## Start Input rows
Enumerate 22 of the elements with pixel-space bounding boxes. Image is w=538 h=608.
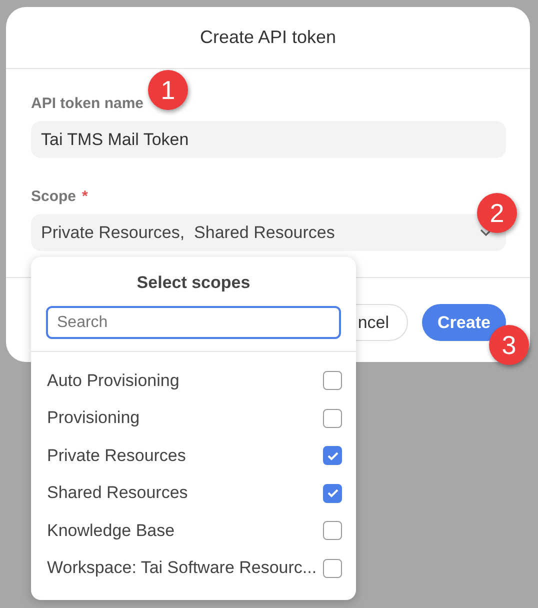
scope-option[interactable]: Provisioning (31, 400, 356, 437)
checkmark-icon (326, 450, 338, 461)
dropdown-title: Select scopes (136, 272, 252, 293)
checkbox[interactable] (323, 408, 342, 428)
checkbox[interactable] (323, 446, 342, 466)
scope-option[interactable]: Shared Resources (31, 474, 356, 512)
field-label: Scope (31, 188, 76, 205)
checkbox[interactable] (323, 521, 342, 540)
checkbox[interactable] (323, 371, 342, 390)
checkmark-icon (326, 488, 338, 498)
checkbox[interactable] (323, 484, 342, 503)
search-field[interactable]: Search (46, 306, 341, 339)
checkbox[interactable] (323, 558, 342, 578)
field-label: API token name (31, 95, 145, 112)
scope-option[interactable]: Private Resources (31, 437, 356, 474)
chevron-down-icon (480, 228, 492, 236)
scope-option[interactable]: Workspace: Tai Software Resourc... (31, 550, 356, 587)
token-name-field[interactable]: Tai TMS Mail Token (31, 121, 506, 158)
required-mark: * (82, 188, 88, 205)
scope-option[interactable]: Auto Provisioning (31, 362, 356, 400)
scope-option[interactable]: Knowledge Base (31, 512, 356, 550)
dialog-title: Create API token (6, 7, 530, 69)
## End Input rows
- **Set task**
Reproduce the row above line for line, without changing any wording or coordinates, and omit the picture from your output.

- **Exercise result**
Enumerate 22 of the elements with pixel-space bounding boxes. Image is w=538 h=608.
scope-option[interactable]: Provisioning (31, 400, 356, 437)
checkmark-icon (326, 450, 338, 461)
dropdown-title: Select scopes (136, 272, 252, 293)
checkbox[interactable] (323, 408, 342, 428)
checkbox[interactable] (323, 446, 342, 466)
scope-option[interactable]: Shared Resources (31, 474, 356, 512)
field-label: Scope (31, 188, 76, 205)
checkbox[interactable] (323, 521, 342, 540)
checkbox[interactable] (323, 371, 342, 390)
checkmark-icon (326, 488, 338, 498)
checkbox[interactable] (323, 484, 342, 503)
search-field[interactable]: Search (46, 306, 341, 339)
checkbox[interactable] (323, 558, 342, 578)
field-label: API token name (31, 95, 145, 112)
scope-option[interactable]: Private Resources (31, 437, 356, 474)
chevron-down-icon (480, 228, 492, 236)
scope-option[interactable]: Workspace: Tai Software Resourc... (31, 550, 356, 587)
token-name-field[interactable]: Tai TMS Mail Token (31, 121, 506, 158)
required-mark: * (82, 188, 88, 205)
scope-option[interactable]: Auto Provisioning (31, 362, 356, 400)
scope-option[interactable]: Knowledge Base (31, 512, 356, 550)
dialog-title: Create API token (6, 7, 530, 69)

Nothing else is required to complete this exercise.